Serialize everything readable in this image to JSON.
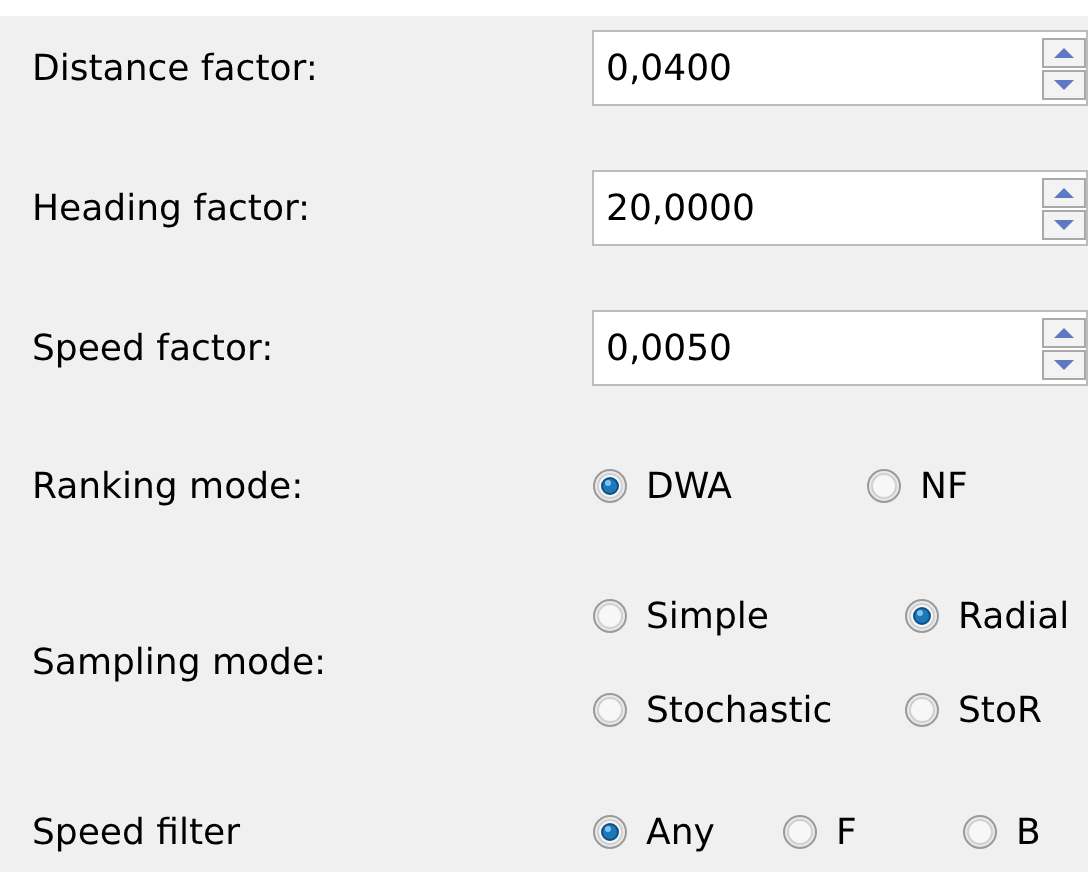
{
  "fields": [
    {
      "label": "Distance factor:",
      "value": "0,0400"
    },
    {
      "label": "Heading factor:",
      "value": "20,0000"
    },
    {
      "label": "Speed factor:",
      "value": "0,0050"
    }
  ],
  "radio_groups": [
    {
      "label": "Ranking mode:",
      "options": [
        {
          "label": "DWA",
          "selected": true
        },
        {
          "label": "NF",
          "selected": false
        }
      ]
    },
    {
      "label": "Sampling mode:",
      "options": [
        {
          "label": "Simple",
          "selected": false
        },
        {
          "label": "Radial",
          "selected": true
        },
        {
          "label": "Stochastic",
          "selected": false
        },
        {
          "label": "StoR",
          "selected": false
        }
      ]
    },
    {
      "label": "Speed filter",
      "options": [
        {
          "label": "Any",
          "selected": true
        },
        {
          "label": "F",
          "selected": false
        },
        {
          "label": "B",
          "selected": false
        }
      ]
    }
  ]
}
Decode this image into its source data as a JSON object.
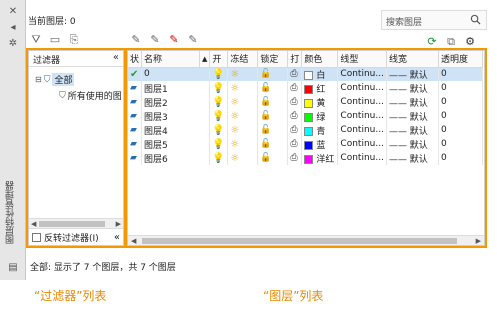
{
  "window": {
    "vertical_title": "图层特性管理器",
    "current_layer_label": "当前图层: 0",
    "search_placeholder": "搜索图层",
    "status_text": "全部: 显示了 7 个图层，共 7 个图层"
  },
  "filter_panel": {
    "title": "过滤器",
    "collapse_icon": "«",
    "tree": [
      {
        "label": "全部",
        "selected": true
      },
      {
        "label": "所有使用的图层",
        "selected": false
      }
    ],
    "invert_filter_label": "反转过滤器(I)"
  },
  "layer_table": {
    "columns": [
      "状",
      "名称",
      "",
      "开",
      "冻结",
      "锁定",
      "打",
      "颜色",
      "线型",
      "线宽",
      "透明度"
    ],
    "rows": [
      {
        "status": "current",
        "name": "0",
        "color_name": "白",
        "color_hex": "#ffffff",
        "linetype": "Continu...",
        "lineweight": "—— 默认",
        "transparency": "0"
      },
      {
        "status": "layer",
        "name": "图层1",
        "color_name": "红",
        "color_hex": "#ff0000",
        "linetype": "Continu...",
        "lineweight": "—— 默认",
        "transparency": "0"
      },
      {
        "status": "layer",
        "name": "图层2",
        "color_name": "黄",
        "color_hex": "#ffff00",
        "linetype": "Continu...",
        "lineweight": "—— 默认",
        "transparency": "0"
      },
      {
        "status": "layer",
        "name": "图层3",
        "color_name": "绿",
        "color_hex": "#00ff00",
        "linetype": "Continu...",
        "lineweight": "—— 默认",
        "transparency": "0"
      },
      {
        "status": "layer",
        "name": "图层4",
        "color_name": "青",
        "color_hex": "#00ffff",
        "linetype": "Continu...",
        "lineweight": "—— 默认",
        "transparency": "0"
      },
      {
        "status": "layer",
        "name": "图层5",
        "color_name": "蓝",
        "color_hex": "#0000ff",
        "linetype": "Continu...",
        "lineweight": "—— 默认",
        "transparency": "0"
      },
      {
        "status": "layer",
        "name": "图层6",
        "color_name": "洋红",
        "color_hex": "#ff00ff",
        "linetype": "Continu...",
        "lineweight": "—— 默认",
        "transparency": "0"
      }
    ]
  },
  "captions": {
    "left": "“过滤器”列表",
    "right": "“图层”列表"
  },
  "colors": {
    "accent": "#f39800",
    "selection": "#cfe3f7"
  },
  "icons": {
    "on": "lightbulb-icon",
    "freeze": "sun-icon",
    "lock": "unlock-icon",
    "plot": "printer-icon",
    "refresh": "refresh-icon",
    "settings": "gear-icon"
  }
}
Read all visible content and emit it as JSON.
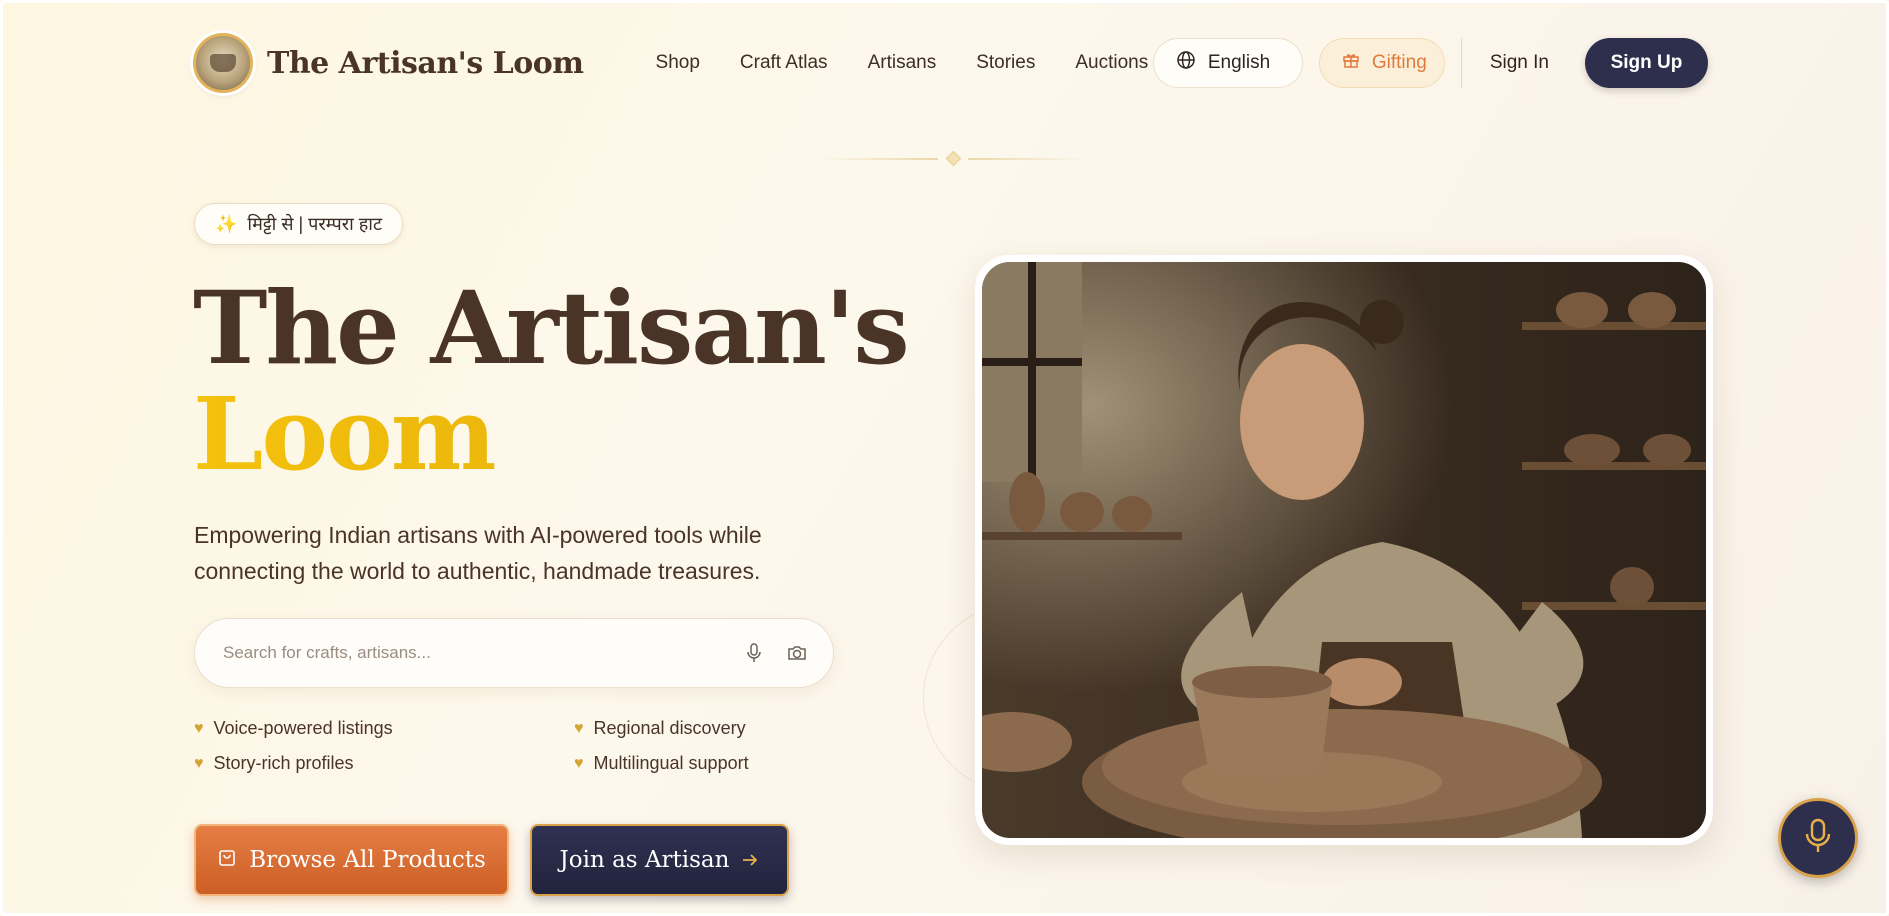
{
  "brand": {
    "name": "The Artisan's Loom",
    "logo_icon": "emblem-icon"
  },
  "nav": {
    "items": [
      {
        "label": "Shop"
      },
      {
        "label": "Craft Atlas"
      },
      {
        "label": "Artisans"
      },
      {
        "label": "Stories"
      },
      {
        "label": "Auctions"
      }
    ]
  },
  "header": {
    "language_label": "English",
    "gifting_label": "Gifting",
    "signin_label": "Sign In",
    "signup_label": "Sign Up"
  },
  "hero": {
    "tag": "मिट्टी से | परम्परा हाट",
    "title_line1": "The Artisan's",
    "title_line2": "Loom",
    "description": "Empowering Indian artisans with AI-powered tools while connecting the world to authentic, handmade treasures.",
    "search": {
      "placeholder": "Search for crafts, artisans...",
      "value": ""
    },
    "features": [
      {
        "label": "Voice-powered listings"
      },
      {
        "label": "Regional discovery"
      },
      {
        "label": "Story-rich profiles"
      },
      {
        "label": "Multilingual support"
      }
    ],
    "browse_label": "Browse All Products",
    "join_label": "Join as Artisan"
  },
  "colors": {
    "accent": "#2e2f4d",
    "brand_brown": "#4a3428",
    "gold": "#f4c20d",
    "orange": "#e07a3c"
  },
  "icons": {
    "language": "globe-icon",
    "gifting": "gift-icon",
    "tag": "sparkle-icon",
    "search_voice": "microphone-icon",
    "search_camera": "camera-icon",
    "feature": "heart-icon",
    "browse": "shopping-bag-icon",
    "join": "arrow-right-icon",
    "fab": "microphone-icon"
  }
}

(TASK INSTRUCTIONS):
Leave out the pictures and retype every line above exactly.

(RESPONSE TO THE EXERCISE):
Serialize everything readable in this image to JSON.
{
  "fields": [
    {
      "label": "Distance factor:",
      "value": "0,0400"
    },
    {
      "label": "Heading factor:",
      "value": "20,0000"
    },
    {
      "label": "Speed factor:",
      "value": "0,0050"
    }
  ],
  "radio_groups": [
    {
      "label": "Ranking mode:",
      "options": [
        {
          "label": "DWA",
          "selected": true
        },
        {
          "label": "NF",
          "selected": false
        }
      ]
    },
    {
      "label": "Sampling mode:",
      "options": [
        {
          "label": "Simple",
          "selected": false
        },
        {
          "label": "Radial",
          "selected": true
        },
        {
          "label": "Stochastic",
          "selected": false
        },
        {
          "label": "StoR",
          "selected": false
        }
      ]
    },
    {
      "label": "Speed filter",
      "options": [
        {
          "label": "Any",
          "selected": true
        },
        {
          "label": "F",
          "selected": false
        },
        {
          "label": "B",
          "selected": false
        }
      ]
    }
  ]
}
Decode this image into its source data as a JSON object.
{
  "window": {
    "vertical_title": "图层特性管理器",
    "current_layer_label": "当前图层: 0",
    "search_placeholder": "搜索图层",
    "status_text": "全部: 显示了 7 个图层，共 7 个图层"
  },
  "filter_panel": {
    "title": "过滤器",
    "collapse_icon": "«",
    "tree": [
      {
        "label": "全部",
        "selected": true
      },
      {
        "label": "所有使用的图层",
        "selected": false
      }
    ],
    "invert_filter_label": "反转过滤器(I)"
  },
  "layer_table": {
    "columns": [
      "状",
      "名称",
      "",
      "开",
      "冻结",
      "锁定",
      "打",
      "颜色",
      "线型",
      "线宽",
      "透明度"
    ],
    "rows": [
      {
        "status": "current",
        "name": "0",
        "color_name": "白",
        "color_hex": "#ffffff",
        "linetype": "Continu...",
        "lineweight": "—— 默认",
        "transparency": "0"
      },
      {
        "status": "layer",
        "name": "图层1",
        "color_name": "红",
        "color_hex": "#ff0000",
        "linetype": "Continu...",
        "lineweight": "—— 默认",
        "transparency": "0"
      },
      {
        "status": "layer",
        "name": "图层2",
        "color_name": "黄",
        "color_hex": "#ffff00",
        "linetype": "Continu...",
        "lineweight": "—— 默认",
        "transparency": "0"
      },
      {
        "status": "layer",
        "name": "图层3",
        "color_name": "绿",
        "color_hex": "#00ff00",
        "linetype": "Continu...",
        "lineweight": "—— 默认",
        "transparency": "0"
      },
      {
        "status": "layer",
        "name": "图层4",
        "color_name": "青",
        "color_hex": "#00ffff",
        "linetype": "Continu...",
        "lineweight": "—— 默认",
        "transparency": "0"
      },
      {
        "status": "layer",
        "name": "图层5",
        "color_name": "蓝",
        "color_hex": "#0000ff",
        "linetype": "Continu...",
        "lineweight": "—— 默认",
        "transparency": "0"
      },
      {
        "status": "layer",
        "name": "图层6",
        "color_name": "洋红",
        "color_hex": "#ff00ff",
        "linetype": "Continu...",
        "lineweight": "—— 默认",
        "transparency": "0"
      }
    ]
  },
  "captions": {
    "left": "“过滤器”列表",
    "right": "“图层”列表"
  },
  "colors": {
    "accent": "#f39800",
    "selection": "#cfe3f7"
  },
  "icons": {
    "on": "lightbulb-icon",
    "freeze": "sun-icon",
    "lock": "unlock-icon",
    "plot": "printer-icon",
    "refresh": "refresh-icon",
    "settings": "gear-icon"
  }
}
Read all visible content and emit it as JSON.
{
  "brand": {
    "name": "The Artisan's Loom",
    "logo_icon": "emblem-icon"
  },
  "nav": {
    "items": [
      {
        "label": "Shop"
      },
      {
        "label": "Craft Atlas"
      },
      {
        "label": "Artisans"
      },
      {
        "label": "Stories"
      },
      {
        "label": "Auctions"
      }
    ]
  },
  "header": {
    "language_label": "English",
    "gifting_label": "Gifting",
    "signin_label": "Sign In",
    "signup_label": "Sign Up"
  },
  "hero": {
    "tag": "मिट्टी से | परम्परा हाट",
    "title_line1": "The Artisan's",
    "title_line2": "Loom",
    "description": "Empowering Indian artisans with AI-powered tools while connecting the world to authentic, handmade treasures.",
    "search": {
      "placeholder": "Search for crafts, artisans...",
      "value": ""
    },
    "features": [
      {
        "label": "Voice-powered listings"
      },
      {
        "label": "Regional discovery"
      },
      {
        "label": "Story-rich profiles"
      },
      {
        "label": "Multilingual support"
      }
    ],
    "browse_label": "Browse All Products",
    "join_label": "Join as Artisan"
  },
  "colors": {
    "accent": "#2e2f4d",
    "brand_brown": "#4a3428",
    "gold": "#f4c20d",
    "orange": "#e07a3c"
  },
  "icons": {
    "language": "globe-icon",
    "gifting": "gift-icon",
    "tag": "sparkle-icon",
    "search_voice": "microphone-icon",
    "search_camera": "camera-icon",
    "feature": "heart-icon",
    "browse": "shopping-bag-icon",
    "join": "arrow-right-icon",
    "fab": "microphone-icon"
  }
}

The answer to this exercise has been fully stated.